▶ [AIM OF THE TASK]
Reproduce word for word the stretch of the wildlife commission passage from "The commission sets" through "licenses to issue.".

▶ [DOCUMENT SEGMENT]
>>>

As a volunteer on the commission, “There have been years I’ve spent 70 days out of the office.”

The commission sets policy for the Colorado Division of Wildlife. As such, it decides when people may hunt which species. It even decides the minute details of how many individual animals should be harvested from each area in the state, every year.

For example, in recent years, dozens of “problem bears” have been euthanized in the Aspen area. So wildlife officials must consider how that affects the number of bear licenses to issue.

With eight years on the commission, Burke has been through that steep learning curve with respect to the number of animals, the various species and how they interact year after year with respect to reproduction, disease, predator pressure and, of course, hunting.

He’s got the experience to ask the questions of the trained staff.

“It’s a concern we don’t overharvest a particular species,” Burke said. “Should we have a concern, that’s where time and service sort of lets you know you have to ask those questions.”

The commission also approves fishing rules and makes regulations for non-game animals like prairie dogs, coyotes and the like.

<<<

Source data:
>>>

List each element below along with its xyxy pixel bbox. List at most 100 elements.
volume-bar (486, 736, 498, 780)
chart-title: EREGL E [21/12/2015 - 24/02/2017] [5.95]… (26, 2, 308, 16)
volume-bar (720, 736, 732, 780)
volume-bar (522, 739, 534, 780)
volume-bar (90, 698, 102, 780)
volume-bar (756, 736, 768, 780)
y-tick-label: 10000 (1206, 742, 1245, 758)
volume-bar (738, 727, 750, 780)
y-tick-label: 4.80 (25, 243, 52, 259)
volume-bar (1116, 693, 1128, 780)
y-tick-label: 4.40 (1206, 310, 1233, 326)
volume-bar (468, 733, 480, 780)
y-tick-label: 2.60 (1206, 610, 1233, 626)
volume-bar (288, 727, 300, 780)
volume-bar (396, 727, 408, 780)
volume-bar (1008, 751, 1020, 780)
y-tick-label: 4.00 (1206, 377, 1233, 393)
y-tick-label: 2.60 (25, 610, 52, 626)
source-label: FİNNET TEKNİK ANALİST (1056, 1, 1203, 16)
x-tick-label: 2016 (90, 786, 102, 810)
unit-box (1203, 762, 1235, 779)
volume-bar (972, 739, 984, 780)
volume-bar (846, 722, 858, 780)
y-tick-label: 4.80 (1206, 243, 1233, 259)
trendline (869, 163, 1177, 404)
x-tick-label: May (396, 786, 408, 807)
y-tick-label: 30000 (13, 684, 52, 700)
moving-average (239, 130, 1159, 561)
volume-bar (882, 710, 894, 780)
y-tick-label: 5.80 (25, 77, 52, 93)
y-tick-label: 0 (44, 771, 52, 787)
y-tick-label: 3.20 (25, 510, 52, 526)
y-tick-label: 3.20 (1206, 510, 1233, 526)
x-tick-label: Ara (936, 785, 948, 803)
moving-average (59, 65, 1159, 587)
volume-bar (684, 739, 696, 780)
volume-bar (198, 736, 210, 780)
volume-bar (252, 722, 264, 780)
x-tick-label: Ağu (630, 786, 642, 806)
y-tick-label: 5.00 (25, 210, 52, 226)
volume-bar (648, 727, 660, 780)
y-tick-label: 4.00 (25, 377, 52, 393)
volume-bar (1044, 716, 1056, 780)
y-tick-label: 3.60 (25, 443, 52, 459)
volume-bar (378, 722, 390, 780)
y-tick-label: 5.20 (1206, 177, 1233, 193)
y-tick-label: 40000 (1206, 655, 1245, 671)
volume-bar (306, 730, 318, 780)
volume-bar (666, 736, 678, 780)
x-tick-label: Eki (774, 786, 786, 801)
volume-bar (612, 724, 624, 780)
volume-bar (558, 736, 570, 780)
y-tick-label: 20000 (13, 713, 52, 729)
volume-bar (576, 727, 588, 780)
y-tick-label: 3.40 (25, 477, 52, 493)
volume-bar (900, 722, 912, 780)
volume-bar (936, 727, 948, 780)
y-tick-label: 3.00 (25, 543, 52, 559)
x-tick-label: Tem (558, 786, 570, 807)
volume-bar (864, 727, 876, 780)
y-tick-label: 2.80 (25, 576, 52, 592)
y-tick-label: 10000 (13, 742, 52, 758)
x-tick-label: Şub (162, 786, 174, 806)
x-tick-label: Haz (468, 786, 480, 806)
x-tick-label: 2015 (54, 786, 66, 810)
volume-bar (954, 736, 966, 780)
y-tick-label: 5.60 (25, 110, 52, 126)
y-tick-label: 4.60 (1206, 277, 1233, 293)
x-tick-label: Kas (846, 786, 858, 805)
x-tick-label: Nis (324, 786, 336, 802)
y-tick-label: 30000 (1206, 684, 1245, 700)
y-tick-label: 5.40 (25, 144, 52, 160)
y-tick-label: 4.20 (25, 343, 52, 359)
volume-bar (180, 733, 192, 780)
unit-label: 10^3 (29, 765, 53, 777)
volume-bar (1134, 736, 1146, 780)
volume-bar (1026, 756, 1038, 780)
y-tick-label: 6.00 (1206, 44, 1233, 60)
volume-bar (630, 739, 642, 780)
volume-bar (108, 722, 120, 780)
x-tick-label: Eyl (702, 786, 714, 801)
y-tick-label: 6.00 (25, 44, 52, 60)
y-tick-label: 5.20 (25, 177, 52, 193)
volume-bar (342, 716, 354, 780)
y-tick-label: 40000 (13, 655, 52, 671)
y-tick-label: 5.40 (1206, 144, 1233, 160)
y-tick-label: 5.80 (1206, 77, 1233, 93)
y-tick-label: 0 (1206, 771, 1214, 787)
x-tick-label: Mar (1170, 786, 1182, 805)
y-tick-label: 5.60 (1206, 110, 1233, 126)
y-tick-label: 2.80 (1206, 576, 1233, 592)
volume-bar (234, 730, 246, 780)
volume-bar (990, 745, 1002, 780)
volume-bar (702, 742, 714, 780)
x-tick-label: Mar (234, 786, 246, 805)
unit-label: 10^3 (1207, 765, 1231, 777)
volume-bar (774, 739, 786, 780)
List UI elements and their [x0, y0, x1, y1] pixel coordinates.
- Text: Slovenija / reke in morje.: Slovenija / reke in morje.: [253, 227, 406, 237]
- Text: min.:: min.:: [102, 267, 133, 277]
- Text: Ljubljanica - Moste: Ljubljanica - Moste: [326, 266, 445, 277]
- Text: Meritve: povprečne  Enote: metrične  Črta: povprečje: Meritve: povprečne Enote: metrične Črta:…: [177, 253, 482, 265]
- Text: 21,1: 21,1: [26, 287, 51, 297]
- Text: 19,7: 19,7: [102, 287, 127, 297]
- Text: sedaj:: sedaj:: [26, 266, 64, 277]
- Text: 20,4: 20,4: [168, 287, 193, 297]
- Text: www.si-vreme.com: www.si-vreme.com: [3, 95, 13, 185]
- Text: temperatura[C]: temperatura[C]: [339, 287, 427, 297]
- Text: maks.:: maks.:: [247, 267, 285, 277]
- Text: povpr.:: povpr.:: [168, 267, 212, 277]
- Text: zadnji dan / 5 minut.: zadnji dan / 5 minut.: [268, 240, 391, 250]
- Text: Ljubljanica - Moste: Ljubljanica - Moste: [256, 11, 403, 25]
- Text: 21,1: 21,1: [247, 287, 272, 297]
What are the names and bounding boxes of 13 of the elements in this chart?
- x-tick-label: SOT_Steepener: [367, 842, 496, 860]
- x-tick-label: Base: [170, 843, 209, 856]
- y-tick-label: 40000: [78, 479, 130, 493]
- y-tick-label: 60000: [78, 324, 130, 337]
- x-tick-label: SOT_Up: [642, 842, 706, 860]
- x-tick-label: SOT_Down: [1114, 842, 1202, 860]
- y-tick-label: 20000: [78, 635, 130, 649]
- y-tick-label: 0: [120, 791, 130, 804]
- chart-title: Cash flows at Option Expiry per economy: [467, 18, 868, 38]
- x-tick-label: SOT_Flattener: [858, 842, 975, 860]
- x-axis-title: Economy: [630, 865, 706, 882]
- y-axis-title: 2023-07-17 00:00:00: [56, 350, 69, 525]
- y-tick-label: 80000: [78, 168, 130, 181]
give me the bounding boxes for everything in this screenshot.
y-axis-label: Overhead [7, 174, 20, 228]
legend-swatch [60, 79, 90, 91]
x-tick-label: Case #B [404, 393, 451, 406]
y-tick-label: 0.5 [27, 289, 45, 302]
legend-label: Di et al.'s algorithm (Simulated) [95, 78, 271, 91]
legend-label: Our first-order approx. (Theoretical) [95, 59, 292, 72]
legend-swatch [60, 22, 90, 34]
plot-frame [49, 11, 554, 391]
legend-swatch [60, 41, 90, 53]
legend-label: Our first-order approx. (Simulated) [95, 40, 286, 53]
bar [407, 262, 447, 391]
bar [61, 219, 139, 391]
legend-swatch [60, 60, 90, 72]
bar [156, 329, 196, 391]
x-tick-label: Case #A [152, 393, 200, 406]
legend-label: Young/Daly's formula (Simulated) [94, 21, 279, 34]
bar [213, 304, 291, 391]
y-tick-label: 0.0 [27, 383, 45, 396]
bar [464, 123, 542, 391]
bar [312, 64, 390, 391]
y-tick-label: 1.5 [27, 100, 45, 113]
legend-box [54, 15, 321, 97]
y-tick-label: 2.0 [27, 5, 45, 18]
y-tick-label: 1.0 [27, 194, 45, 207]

<<<

▶ [ANSWER TO THIS EXERCISE]
The commission sets policy for the Colorado Division of Wildlife. As such, it decides when people may hunt which species. It even decides the minute details of how many individual animals should be harvested from each area in the state, every year.

For example, in recent years, dozens of “problem bears” have been euthanized in the Aspen area. So wildlife officials must consider how that affects the number of bear licenses to issue.